[Collected data]
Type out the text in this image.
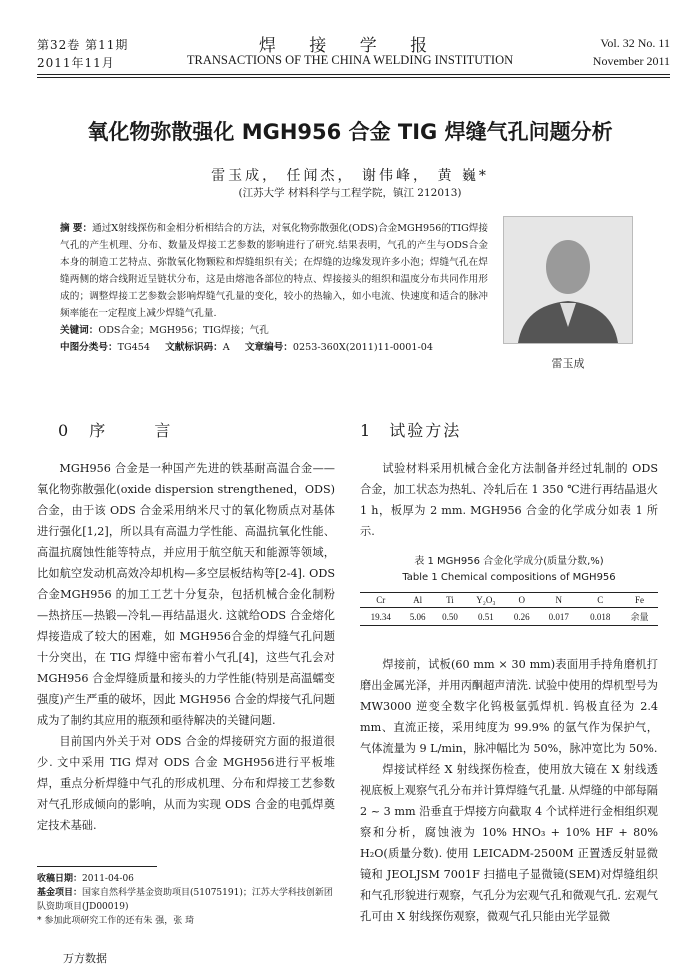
第32卷 第11期
2011年11月
焊 接 学 报
TRANSACTIONS OF THE CHINA WELDING INSTITUTION
Vol. 32 No. 11
November 2011
氧化物弥散强化 MGH956 合金 TIG 焊缝气孔问题分析
雷玉成， 任闻杰， 谢伟峰， 黄 巍*
(江苏大学 材料科学与工程学院，镇江 212013)
摘 要：通过X射线探伤和金相分析相结合的方法，对氧化物弥散强化(ODS)合金MGH956的TIG焊接气孔的产生机理、分布、数量及焊接工艺参数的影响进行了研究.结果表明，气孔的产生与ODS合金本身的制造工艺特点、弥散氧化物颗粒和焊缝组织有关；在焊缝的边缘发现许多小泡；焊缝气孔在焊缝两侧的熔合线附近呈链状分布，这是由熔池各部位的特点、焊接接头的组织和温度分布共同作用形成的；调整焊接工艺参数会影响焊缝气孔量的变化，较小的热输入，如小电流、快速度和适合的脉冲频率能在一定程度上减少焊缝气孔量.
关键词：ODS合金；MGH956；TIG焊接；气孔
中图分类号：TG454 文献标识码：A 文章编号：0253-360X(2011)11-0001-04
雷玉成
0 序 言

MGH956 合金是一种国产先进的铁基耐高温合金——氧化物弥散强化(oxide dispersion strengthened，ODS)合金，由于该 ODS 合金采用纳米尺寸的氧化物质点对基体进行强化[1,2]，所以具有高温力学性能、高温抗氧化性能、高温抗腐蚀性能等特点，并应用于航空航天和能源等领域，比如航空发动机高效冷却机构—多空层板结构等[2-4]. ODS 合金MGH956 的加工工艺十分复杂，包括机械合金化制粉—热挤压—热锻—冷轧—再结晶退火. 这就给ODS 合金熔化焊接造成了较大的困难，如 MGH956合金的焊缝气孔问题十分突出，在 TIG 焊缝中密布着小气孔[4]，这些气孔会对 MGH956 合金焊缝质量和接头的力学性能(特别是高温蠕变强度)产生严重的破坏，因此 MGH956 合金的焊接气孔问题成为了制约其应用的瓶颈和亟待解决的关键问题.

目前国内外关于对 ODS 合金的焊接研究方面的报道很少. 文中采用 TIG 焊对 ODS 合金 MGH956进行平板堆焊，重点分析焊缝中气孔的形成机理、分布和焊接工艺参数对气孔形成倾向的影响，从而为实现 ODS 合金的电弧焊奠定技术基础.

1 试验方法

试验材料采用机械合金化方法制备并经过轧制的 ODS 合金，加工状态为热轧、冷轧后在 1 350 ℃进行再结晶退火 1 h，板厚为 2 mm. MGH956 合金的化学成分如表 1 所示.

表 1 MGH956 合金化学成分(质量分数,%)
Table 1 Chemical compositions of MGH956
Cr	Al	Ti	Y₂O₃	O	N	C	Fe
19.34	5.06	0.50	0.51	0.26	0.017	0.018	余量

焊接前，试板(60 mm × 30 mm)表面用手持角磨机打磨出金属光泽，并用丙酮超声清洗. 试验中使用的焊机型号为 MW3000 逆变全数字化钨极氩弧焊机. 钨极直径为 2.4 mm、直流正接，采用纯度为 99.9% 的氩气作为保护气，气体流量为 9 L/min，脉冲幅比为 50%，脉冲宽比为 50%.

焊接试样经 X 射线探伤检查，使用放大镜在 X 射线透视底板上观察气孔分布并计算焊缝气孔量. 从焊缝的中部每隔 2 ~ 3 mm 沿垂直于焊接方向截取 4 个试样进行金相组织观察和分析，腐蚀液为 10% HNO₃ + 10% HF + 80% H₂O(质量分数). 使用 LEICADM-2500M 正置透反射显微镜和 JEOLJSM 7001F 扫描电子显微镜(SEM)对焊缝组织和气孔形貌进行观察，气孔分为宏观气孔和微观气孔. 宏观气孔可由 X 射线探伤观察，微观气孔只能由光学显微

收稿日期：2011-04-06
基金项目：国家自然科学基金资助项目(51075191)；江苏大学科技创新团队资助项目(JD00019)
* 参加此项研究工作的还有朱 强，张 琦
万方数据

• **PROBLEM**:
Give back the whole listing as it stands, minus its pictures.

• **RESULT OF THIS EXERCISE**:
Type out the text in this image.
第32卷 第11期
2011年11月
焊 接 学 报
TRANSACTIONS OF THE CHINA WELDING INSTITUTION
Vol. 32 No. 11
November 2011
氧化物弥散强化 MGH956 合金 TIG 焊缝气孔问题分析
雷玉成， 任闻杰， 谢伟峰， 黄 巍*
(江苏大学 材料科学与工程学院，镇江 212013)
摘 要：通过X射线探伤和金相分析相结合的方法，对氧化物弥散强化(ODS)合金MGH956的TIG焊接气孔的产生机理、分布、数量及焊接工艺参数的影响进行了研究.结果表明，气孔的产生与ODS合金本身的制造工艺特点、弥散氧化物颗粒和焊缝组织有关；在焊缝的边缘发现许多小泡；焊缝气孔在焊缝两侧的熔合线附近呈链状分布，这是由熔池各部位的特点、焊接接头的组织和温度分布共同作用形成的；调整焊接工艺参数会影响焊缝气孔量的变化，较小的热输入，如小电流、快速度和适合的脉冲频率能在一定程度上减少焊缝气孔量.
关键词：ODS合金；MGH956；TIG焊接；气孔
中图分类号：TG454 文献标识码：A 文章编号：0253-360X(2011)11-0001-04
雷玉成
0 序 言

MGH956 合金是一种国产先进的铁基耐高温合金——氧化物弥散强化(oxide dispersion strengthened，ODS)合金，由于该 ODS 合金采用纳米尺寸的氧化物质点对基体进行强化[1,2]，所以具有高温力学性能、高温抗氧化性能、高温抗腐蚀性能等特点，并应用于航空航天和能源等领域，比如航空发动机高效冷却机构—多空层板结构等[2-4]. ODS 合金MGH956 的加工工艺十分复杂，包括机械合金化制粉—热挤压—热锻—冷轧—再结晶退火. 这就给ODS 合金熔化焊接造成了较大的困难，如 MGH956合金的焊缝气孔问题十分突出，在 TIG 焊缝中密布着小气孔[4]，这些气孔会对 MGH956 合金焊缝质量和接头的力学性能(特别是高温蠕变强度)产生严重的破坏，因此 MGH956 合金的焊接气孔问题成为了制约其应用的瓶颈和亟待解决的关键问题.

目前国内外关于对 ODS 合金的焊接研究方面的报道很少. 文中采用 TIG 焊对 ODS 合金 MGH956进行平板堆焊，重点分析焊缝中气孔的形成机理、分布和焊接工艺参数对气孔形成倾向的影响，从而为实现 ODS 合金的电弧焊奠定技术基础.

1 试验方法

试验材料采用机械合金化方法制备并经过轧制的 ODS 合金，加工状态为热轧、冷轧后在 1 350 ℃进行再结晶退火 1 h，板厚为 2 mm. MGH956 合金的化学成分如表 1 所示.

表 1 MGH956 合金化学成分(质量分数,%)
Table 1 Chemical compositions of MGH956
Cr	Al	Ti	Y₂O₃	O	N	C	Fe
19.34	5.06	0.50	0.51	0.26	0.017	0.018	余量

焊接前，试板(60 mm × 30 mm)表面用手持角磨机打磨出金属光泽，并用丙酮超声清洗. 试验中使用的焊机型号为 MW3000 逆变全数字化钨极氩弧焊机. 钨极直径为 2.4 mm、直流正接，采用纯度为 99.9% 的氩气作为保护气，气体流量为 9 L/min，脉冲幅比为 50%，脉冲宽比为 50%.

焊接试样经 X 射线探伤检查，使用放大镜在 X 射线透视底板上观察气孔分布并计算焊缝气孔量. 从焊缝的中部每隔 2 ~ 3 mm 沿垂直于焊接方向截取 4 个试样进行金相组织观察和分析，腐蚀液为 10% HNO₃ + 10% HF + 80% H₂O(质量分数). 使用 LEICADM-2500M 正置透反射显微镜和 JEOLJSM 7001F 扫描电子显微镜(SEM)对焊缝组织和气孔形貌进行观察，气孔分为宏观气孔和微观气孔. 宏观气孔可由 X 射线探伤观察，微观气孔只能由光学显微

收稿日期：2011-04-06
基金项目：国家自然科学基金资助项目(51075191)；江苏大学科技创新团队资助项目(JD00019)
* 参加此项研究工作的还有朱 强，张 琦
万方数据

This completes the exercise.